++++ Entries shown

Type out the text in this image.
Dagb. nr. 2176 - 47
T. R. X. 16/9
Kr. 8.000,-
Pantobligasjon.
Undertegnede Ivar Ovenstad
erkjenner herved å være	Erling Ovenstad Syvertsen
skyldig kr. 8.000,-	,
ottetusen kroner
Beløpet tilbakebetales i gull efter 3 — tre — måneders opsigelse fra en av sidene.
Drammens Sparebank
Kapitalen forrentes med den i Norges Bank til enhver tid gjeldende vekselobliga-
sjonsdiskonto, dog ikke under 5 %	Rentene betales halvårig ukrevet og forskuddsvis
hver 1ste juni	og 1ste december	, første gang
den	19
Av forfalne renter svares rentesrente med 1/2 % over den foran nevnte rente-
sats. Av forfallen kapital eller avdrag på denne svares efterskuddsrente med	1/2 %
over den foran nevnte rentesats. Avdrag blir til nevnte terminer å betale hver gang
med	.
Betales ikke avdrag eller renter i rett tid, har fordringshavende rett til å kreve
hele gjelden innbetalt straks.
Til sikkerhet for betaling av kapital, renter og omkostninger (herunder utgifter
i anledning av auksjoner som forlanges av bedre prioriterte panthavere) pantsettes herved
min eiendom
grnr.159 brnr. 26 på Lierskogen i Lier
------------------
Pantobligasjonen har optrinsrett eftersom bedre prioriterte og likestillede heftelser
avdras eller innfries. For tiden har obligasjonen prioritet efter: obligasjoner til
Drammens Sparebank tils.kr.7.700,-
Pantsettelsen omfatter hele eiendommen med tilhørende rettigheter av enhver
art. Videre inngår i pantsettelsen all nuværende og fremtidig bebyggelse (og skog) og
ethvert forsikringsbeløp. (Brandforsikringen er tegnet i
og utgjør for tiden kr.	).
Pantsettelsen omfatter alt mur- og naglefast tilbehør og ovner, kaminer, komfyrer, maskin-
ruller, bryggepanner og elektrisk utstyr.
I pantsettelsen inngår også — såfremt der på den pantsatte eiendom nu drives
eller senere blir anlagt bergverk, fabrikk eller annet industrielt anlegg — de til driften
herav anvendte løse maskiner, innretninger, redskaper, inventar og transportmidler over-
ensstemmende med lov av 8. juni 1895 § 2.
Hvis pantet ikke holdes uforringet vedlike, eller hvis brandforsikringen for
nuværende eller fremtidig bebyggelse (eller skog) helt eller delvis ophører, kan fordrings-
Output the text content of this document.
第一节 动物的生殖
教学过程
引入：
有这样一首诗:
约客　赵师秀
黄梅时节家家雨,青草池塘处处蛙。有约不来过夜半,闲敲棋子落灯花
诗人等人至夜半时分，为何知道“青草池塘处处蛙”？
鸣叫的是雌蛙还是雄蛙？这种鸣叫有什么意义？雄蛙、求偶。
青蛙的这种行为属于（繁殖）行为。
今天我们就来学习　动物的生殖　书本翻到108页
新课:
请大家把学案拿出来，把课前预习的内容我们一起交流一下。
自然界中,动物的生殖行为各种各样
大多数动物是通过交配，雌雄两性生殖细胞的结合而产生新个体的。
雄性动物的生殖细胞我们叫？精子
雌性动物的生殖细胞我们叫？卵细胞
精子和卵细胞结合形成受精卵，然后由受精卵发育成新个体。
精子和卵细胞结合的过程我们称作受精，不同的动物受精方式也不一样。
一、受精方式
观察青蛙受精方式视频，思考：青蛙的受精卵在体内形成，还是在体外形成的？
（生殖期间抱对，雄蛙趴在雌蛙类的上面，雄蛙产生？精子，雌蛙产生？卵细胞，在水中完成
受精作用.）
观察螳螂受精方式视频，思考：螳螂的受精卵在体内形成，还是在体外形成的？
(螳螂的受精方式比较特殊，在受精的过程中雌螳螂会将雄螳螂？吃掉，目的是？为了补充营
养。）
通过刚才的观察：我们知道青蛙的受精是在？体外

++++++++

» Task prompt: Write out the full listing exactly as given.

» Answer for this exercise:
Type out the text in this image.
Dagb. nr. 2176 - 47
T. R. X. 16/9
Kr. 8.000,-
Pantobligasjon.
Undertegnede Ivar Ovenstad
erkjenner herved å være	Erling Ovenstad Syvertsen
skyldig kr. 8.000,-	,
ottetusen kroner
Beløpet tilbakebetales i gull efter 3 — tre — måneders opsigelse fra en av sidene.
Drammens Sparebank
Kapitalen forrentes med den i Norges Bank til enhver tid gjeldende vekselobliga-
sjonsdiskonto, dog ikke under 5 %	Rentene betales halvårig ukrevet og forskuddsvis
hver 1ste juni	og 1ste december	, første gang
den	19
Av forfalne renter svares rentesrente med 1/2 % over den foran nevnte rente-
sats. Av forfallen kapital eller avdrag på denne svares efterskuddsrente med	1/2 %
over den foran nevnte rentesats. Avdrag blir til nevnte terminer å betale hver gang
med	.
Betales ikke avdrag eller renter i rett tid, har fordringshavende rett til å kreve
hele gjelden innbetalt straks.
Til sikkerhet for betaling av kapital, renter og omkostninger (herunder utgifter
i anledning av auksjoner som forlanges av bedre prioriterte panthavere) pantsettes herved
min eiendom
grnr.159 brnr. 26 på Lierskogen i Lier
------------------
Pantobligasjonen har optrinsrett eftersom bedre prioriterte og likestillede heftelser
avdras eller innfries. For tiden har obligasjonen prioritet efter: obligasjoner til
Drammens Sparebank tils.kr.7.700,-
Pantsettelsen omfatter hele eiendommen med tilhørende rettigheter av enhver
art. Videre inngår i pantsettelsen all nuværende og fremtidig bebyggelse (og skog) og
ethvert forsikringsbeløp. (Brandforsikringen er tegnet i
og utgjør for tiden kr.	).
Pantsettelsen omfatter alt mur- og naglefast tilbehør og ovner, kaminer, komfyrer, maskin-
ruller, bryggepanner og elektrisk utstyr.
I pantsettelsen inngår også — såfremt der på den pantsatte eiendom nu drives
eller senere blir anlagt bergverk, fabrikk eller annet industrielt anlegg — de til driften
herav anvendte løse maskiner, innretninger, redskaper, inventar og transportmidler over-
ensstemmende med lov av 8. juni 1895 § 2.
Hvis pantet ikke holdes uforringet vedlike, eller hvis brandforsikringen for
nuværende eller fremtidig bebyggelse (eller skog) helt eller delvis ophører, kan fordrings-
Output the text content of this document.
第一节 动物的生殖
教学过程
引入：
有这样一首诗:
约客　赵师秀
黄梅时节家家雨,青草池塘处处蛙。有约不来过夜半,闲敲棋子落灯花
诗人等人至夜半时分，为何知道“青草池塘处处蛙”？
鸣叫的是雌蛙还是雄蛙？这种鸣叫有什么意义？雄蛙、求偶。
青蛙的这种行为属于（繁殖）行为。
今天我们就来学习　动物的生殖　书本翻到108页
新课:
请大家把学案拿出来，把课前预习的内容我们一起交流一下。
自然界中,动物的生殖行为各种各样
大多数动物是通过交配，雌雄两性生殖细胞的结合而产生新个体的。
雄性动物的生殖细胞我们叫？精子
雌性动物的生殖细胞我们叫？卵细胞
精子和卵细胞结合形成受精卵，然后由受精卵发育成新个体。
精子和卵细胞结合的过程我们称作受精，不同的动物受精方式也不一样。
一、受精方式
观察青蛙受精方式视频，思考：青蛙的受精卵在体内形成，还是在体外形成的？
（生殖期间抱对，雄蛙趴在雌蛙类的上面，雄蛙产生？精子，雌蛙产生？卵细胞，在水中完成
受精作用.）
观察螳螂受精方式视频，思考：螳螂的受精卵在体内形成，还是在体外形成的？
(螳螂的受精方式比较特殊，在受精的过程中雌螳螂会将雄螳螂？吃掉，目的是？为了补充营
养。）
通过刚才的观察：我们知道青蛙的受精是在？体外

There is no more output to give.